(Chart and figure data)
▬▬▬
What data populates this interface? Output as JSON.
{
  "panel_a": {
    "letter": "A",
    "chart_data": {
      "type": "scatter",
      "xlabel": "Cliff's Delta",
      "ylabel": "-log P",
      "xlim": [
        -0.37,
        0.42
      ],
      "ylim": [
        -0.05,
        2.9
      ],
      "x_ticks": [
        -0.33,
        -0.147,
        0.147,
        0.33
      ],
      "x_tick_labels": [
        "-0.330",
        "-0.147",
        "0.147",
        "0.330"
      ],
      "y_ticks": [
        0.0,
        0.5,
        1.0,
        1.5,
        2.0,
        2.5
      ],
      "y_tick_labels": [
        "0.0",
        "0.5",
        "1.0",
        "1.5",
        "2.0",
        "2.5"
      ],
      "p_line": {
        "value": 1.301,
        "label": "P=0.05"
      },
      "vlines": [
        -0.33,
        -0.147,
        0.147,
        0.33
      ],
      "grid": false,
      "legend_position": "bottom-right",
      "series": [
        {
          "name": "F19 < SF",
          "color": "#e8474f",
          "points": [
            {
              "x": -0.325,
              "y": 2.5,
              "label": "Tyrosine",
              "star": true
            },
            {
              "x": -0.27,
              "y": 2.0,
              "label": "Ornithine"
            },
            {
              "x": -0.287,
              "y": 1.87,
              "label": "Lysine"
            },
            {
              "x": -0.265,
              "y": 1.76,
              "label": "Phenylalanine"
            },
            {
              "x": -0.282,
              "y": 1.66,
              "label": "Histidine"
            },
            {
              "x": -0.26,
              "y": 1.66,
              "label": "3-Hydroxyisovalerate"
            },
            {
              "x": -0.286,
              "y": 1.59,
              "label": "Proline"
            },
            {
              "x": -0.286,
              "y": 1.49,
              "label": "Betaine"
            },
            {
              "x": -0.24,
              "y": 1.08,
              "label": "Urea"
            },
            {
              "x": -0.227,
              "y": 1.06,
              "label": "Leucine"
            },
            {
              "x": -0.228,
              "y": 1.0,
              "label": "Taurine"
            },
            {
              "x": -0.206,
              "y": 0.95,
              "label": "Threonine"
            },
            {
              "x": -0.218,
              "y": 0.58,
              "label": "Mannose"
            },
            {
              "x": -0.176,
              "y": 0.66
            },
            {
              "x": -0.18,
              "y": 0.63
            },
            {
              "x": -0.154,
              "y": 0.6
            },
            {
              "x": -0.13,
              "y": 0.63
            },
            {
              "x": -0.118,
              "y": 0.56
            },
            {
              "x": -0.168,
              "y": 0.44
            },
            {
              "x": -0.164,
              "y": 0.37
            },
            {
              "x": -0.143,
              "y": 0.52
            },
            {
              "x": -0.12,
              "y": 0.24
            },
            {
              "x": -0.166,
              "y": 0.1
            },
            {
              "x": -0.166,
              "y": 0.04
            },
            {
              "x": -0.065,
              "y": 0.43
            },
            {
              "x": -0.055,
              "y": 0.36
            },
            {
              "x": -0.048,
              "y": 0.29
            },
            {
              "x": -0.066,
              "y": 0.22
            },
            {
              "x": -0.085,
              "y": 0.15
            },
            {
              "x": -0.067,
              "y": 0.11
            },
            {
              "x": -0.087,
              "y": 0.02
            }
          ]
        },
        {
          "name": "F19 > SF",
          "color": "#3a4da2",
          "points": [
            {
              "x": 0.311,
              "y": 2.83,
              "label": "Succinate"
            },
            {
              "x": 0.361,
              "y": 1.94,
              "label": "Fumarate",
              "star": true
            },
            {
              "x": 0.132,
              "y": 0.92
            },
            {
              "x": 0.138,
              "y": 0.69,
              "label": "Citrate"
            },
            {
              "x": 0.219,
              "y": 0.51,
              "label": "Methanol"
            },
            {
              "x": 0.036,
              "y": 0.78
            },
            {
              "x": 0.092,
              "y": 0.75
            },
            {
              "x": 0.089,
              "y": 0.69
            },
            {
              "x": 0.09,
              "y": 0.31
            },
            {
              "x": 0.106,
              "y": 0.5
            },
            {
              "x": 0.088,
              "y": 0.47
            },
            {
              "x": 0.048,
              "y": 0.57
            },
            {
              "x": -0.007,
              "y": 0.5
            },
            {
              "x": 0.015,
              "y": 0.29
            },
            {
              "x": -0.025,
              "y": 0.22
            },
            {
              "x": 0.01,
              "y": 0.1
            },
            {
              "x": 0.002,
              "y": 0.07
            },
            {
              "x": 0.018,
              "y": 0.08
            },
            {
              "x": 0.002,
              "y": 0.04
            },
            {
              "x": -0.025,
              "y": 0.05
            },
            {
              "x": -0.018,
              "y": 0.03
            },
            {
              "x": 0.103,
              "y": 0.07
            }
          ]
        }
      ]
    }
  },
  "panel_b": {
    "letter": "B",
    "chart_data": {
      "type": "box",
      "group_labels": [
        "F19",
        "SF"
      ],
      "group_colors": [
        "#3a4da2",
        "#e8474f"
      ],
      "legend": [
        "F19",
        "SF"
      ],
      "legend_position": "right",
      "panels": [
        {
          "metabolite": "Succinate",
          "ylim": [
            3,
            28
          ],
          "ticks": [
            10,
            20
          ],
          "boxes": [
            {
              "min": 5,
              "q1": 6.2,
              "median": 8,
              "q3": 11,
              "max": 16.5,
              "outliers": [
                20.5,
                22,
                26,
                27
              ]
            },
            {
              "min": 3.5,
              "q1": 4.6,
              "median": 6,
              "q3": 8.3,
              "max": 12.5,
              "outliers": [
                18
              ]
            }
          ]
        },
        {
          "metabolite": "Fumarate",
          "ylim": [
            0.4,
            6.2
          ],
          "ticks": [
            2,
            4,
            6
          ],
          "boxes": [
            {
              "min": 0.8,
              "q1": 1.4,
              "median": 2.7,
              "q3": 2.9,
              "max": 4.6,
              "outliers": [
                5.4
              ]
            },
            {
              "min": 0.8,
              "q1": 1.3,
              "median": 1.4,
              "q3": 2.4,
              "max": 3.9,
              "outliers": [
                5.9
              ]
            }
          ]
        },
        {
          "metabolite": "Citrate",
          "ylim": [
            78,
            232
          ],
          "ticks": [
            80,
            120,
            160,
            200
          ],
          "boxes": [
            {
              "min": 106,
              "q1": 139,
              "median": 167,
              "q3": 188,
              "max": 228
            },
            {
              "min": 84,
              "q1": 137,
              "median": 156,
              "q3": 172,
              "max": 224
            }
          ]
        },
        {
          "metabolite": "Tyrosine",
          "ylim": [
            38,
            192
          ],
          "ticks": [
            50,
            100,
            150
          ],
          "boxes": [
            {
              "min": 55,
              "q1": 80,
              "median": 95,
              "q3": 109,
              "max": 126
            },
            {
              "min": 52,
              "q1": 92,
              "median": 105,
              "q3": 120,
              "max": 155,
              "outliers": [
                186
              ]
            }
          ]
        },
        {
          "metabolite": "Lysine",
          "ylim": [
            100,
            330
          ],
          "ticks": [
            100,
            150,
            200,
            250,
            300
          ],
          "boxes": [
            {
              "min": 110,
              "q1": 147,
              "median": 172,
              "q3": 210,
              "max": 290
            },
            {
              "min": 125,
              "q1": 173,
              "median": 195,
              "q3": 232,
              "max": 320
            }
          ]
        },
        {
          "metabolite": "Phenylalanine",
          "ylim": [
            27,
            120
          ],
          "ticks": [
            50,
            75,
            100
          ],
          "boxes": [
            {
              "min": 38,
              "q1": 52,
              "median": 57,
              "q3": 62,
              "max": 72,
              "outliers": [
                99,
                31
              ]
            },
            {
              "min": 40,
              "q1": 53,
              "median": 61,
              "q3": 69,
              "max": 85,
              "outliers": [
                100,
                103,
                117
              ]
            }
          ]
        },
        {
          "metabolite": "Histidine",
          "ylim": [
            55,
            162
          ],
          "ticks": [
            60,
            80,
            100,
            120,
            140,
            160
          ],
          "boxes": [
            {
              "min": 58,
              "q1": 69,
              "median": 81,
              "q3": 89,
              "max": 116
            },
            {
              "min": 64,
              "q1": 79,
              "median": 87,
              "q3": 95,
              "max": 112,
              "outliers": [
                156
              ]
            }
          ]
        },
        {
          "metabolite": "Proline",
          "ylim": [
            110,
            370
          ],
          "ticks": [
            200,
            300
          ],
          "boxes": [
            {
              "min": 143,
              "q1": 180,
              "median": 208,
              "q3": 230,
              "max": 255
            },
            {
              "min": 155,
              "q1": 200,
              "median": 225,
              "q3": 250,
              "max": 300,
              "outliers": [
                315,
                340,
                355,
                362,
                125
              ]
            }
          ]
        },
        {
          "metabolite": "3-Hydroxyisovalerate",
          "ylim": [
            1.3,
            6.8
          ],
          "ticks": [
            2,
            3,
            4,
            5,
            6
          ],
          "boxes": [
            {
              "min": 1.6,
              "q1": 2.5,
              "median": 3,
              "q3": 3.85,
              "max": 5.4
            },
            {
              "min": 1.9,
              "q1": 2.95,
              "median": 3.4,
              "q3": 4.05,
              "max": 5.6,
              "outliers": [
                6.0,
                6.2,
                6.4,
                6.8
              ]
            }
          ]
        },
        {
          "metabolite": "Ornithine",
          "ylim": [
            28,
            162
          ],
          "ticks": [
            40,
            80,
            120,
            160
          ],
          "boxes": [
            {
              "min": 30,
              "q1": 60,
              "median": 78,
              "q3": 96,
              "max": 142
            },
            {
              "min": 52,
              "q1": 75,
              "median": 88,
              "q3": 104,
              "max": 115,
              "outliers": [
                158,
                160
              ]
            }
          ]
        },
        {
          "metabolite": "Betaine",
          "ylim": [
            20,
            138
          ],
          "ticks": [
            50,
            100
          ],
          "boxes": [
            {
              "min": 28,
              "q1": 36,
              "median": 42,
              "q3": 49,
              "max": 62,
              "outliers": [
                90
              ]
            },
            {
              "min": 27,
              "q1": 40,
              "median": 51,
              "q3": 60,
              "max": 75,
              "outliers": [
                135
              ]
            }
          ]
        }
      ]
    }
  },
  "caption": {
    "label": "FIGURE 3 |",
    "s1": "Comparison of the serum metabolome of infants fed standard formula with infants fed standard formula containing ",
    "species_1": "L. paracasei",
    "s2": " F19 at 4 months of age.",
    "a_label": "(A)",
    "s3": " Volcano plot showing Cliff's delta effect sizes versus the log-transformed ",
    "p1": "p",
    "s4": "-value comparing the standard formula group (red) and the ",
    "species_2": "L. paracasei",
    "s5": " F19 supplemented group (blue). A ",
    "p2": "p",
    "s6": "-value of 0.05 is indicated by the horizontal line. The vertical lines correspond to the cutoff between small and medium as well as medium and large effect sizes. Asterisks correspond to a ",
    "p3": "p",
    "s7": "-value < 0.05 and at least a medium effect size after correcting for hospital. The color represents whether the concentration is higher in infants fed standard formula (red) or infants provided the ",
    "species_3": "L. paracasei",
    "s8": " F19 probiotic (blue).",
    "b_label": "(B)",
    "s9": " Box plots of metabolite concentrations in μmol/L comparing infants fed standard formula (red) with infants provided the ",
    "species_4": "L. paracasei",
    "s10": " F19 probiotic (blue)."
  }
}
▬▬▬
■ Problem requirements:
Copy every line of the records above that contains "Histidine".

■ Written answer:
              "label": "Histidine"
          "metabolite": "Histidine",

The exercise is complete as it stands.